__Stated problem__.
Would you transcribe the listing that follows, character for character, and omit its images?

__The records__.
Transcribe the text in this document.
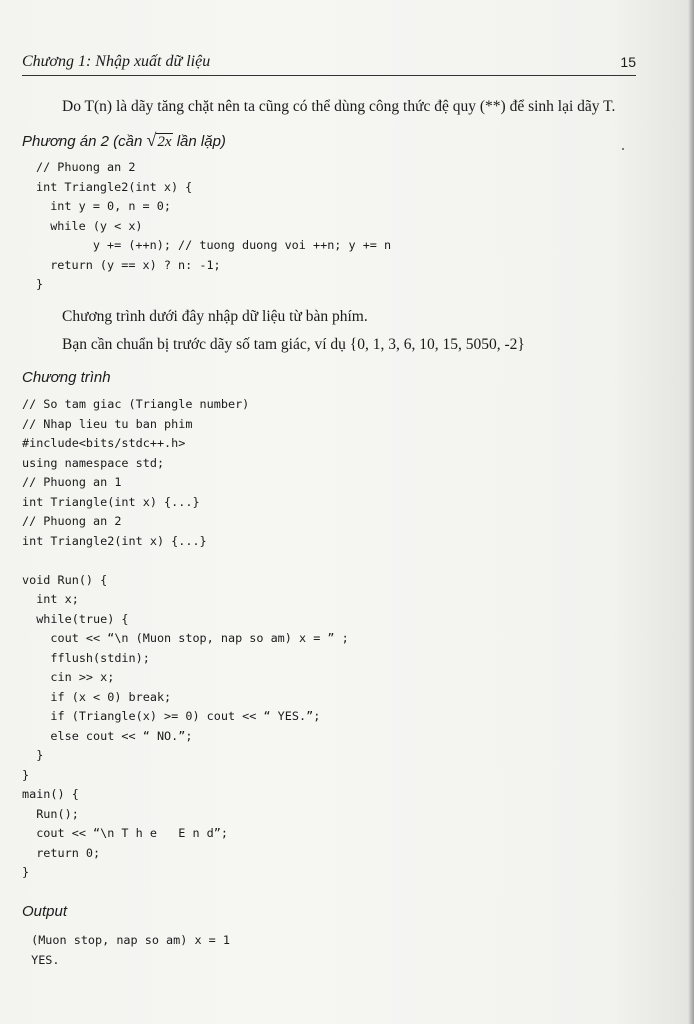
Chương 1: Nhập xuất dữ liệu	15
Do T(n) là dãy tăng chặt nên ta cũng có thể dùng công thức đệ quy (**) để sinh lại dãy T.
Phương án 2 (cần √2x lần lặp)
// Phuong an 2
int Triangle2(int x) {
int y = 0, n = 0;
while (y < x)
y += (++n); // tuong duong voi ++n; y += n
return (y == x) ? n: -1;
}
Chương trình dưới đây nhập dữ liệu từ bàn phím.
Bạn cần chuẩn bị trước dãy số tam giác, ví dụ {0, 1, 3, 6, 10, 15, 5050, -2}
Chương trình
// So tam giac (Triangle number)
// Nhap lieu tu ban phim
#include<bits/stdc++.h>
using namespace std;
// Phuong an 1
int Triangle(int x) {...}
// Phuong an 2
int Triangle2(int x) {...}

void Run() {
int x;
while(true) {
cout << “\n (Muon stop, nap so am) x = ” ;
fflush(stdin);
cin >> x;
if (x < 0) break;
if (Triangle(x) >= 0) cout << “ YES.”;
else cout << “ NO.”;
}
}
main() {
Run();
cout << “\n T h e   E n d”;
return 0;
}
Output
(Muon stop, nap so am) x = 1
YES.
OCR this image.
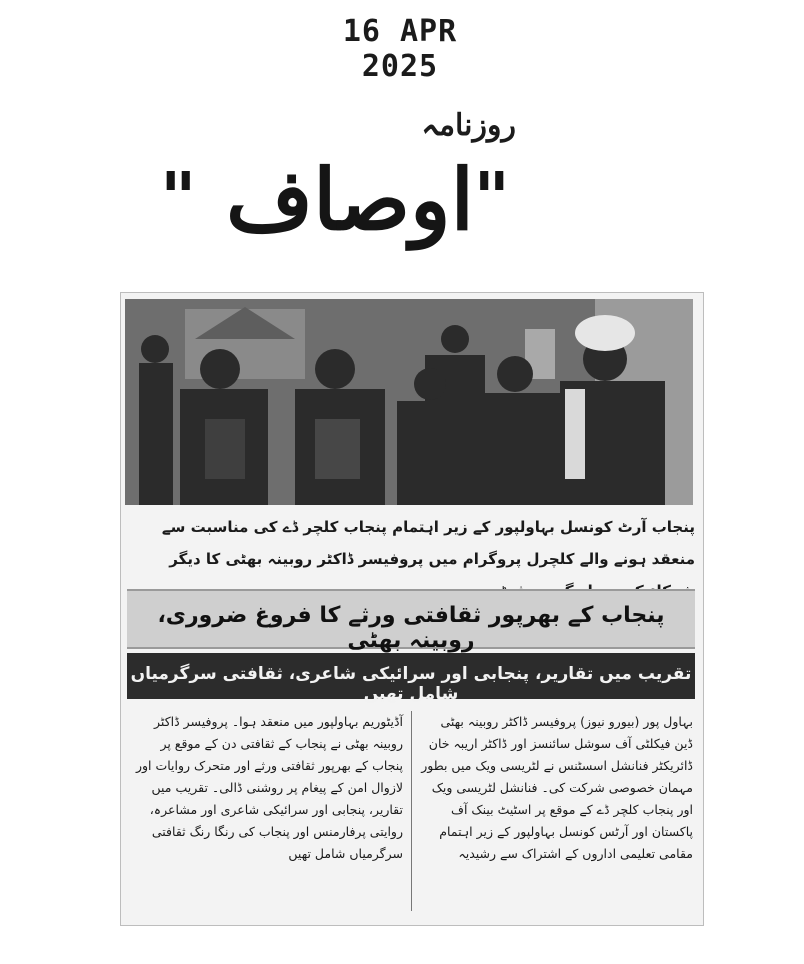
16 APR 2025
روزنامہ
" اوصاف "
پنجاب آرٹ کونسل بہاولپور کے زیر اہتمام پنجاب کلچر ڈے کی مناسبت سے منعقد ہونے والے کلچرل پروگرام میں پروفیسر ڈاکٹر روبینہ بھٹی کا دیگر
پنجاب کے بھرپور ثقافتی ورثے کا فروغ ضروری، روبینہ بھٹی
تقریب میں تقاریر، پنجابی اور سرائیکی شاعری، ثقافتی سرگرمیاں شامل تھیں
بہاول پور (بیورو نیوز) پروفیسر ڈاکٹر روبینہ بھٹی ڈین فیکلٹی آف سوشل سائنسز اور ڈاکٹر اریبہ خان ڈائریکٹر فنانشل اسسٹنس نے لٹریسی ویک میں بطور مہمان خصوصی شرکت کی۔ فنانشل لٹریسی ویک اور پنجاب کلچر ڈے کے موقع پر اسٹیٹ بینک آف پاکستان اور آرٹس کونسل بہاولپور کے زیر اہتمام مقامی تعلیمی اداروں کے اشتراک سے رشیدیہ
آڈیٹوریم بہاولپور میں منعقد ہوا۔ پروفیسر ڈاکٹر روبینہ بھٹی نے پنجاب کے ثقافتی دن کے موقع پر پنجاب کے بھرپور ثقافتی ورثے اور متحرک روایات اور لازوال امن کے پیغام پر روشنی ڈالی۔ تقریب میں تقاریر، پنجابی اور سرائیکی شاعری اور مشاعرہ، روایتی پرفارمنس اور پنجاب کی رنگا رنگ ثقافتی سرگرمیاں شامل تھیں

__Solution for this exercise__.
Transcribe the text in this document.
Chương 1: Nhập xuất dữ liệu	15
Do T(n) là dãy tăng chặt nên ta cũng có thể dùng công thức đệ quy (**) để sinh lại dãy T.
Phương án 2 (cần √2x lần lặp)
// Phuong an 2
int Triangle2(int x) {
int y = 0, n = 0;
while (y < x)
y += (++n); // tuong duong voi ++n; y += n
return (y == x) ? n: -1;
}
Chương trình dưới đây nhập dữ liệu từ bàn phím.
Bạn cần chuẩn bị trước dãy số tam giác, ví dụ {0, 1, 3, 6, 10, 15, 5050, -2}
Chương trình
// So tam giac (Triangle number)
// Nhap lieu tu ban phim
#include<bits/stdc++.h>
using namespace std;
// Phuong an 1
int Triangle(int x) {...}
// Phuong an 2
int Triangle2(int x) {...}

void Run() {
int x;
while(true) {
cout << “\n (Muon stop, nap so am) x = ” ;
fflush(stdin);
cin >> x;
if (x < 0) break;
if (Triangle(x) >= 0) cout << “ YES.”;
else cout << “ NO.”;
}
}
main() {
Run();
cout << “\n T h e   E n d”;
return 0;
}
Output
(Muon stop, nap so am) x = 1
YES.
OCR this image.
16 APR 2025
روزنامہ
" اوصاف "
پنجاب آرٹ کونسل بہاولپور کے زیر اہتمام پنجاب کلچر ڈے کی مناسبت سے منعقد ہونے والے کلچرل پروگرام میں پروفیسر ڈاکٹر روبینہ بھٹی کا دیگر
پنجاب کے بھرپور ثقافتی ورثے کا فروغ ضروری، روبینہ بھٹی
تقریب میں تقاریر، پنجابی اور سرائیکی شاعری، ثقافتی سرگرمیاں شامل تھیں
بہاول پور (بیورو نیوز) پروفیسر ڈاکٹر روبینہ بھٹی ڈین فیکلٹی آف سوشل سائنسز اور ڈاکٹر اریبہ خان ڈائریکٹر فنانشل اسسٹنس نے لٹریسی ویک میں بطور مہمان خصوصی شرکت کی۔ فنانشل لٹریسی ویک اور پنجاب کلچر ڈے کے موقع پر اسٹیٹ بینک آف پاکستان اور آرٹس کونسل بہاولپور کے زیر اہتمام مقامی تعلیمی اداروں کے اشتراک سے رشیدیہ
آڈیٹوریم بہاولپور میں منعقد ہوا۔ پروفیسر ڈاکٹر روبینہ بھٹی نے پنجاب کے ثقافتی دن کے موقع پر پنجاب کے بھرپور ثقافتی ورثے اور متحرک روایات اور لازوال امن کے پیغام پر روشنی ڈالی۔ تقریب میں تقاریر، پنجابی اور سرائیکی شاعری اور مشاعرہ، روایتی پرفارمنس اور پنجاب کی رنگا رنگ ثقافتی سرگرمیاں شامل تھیں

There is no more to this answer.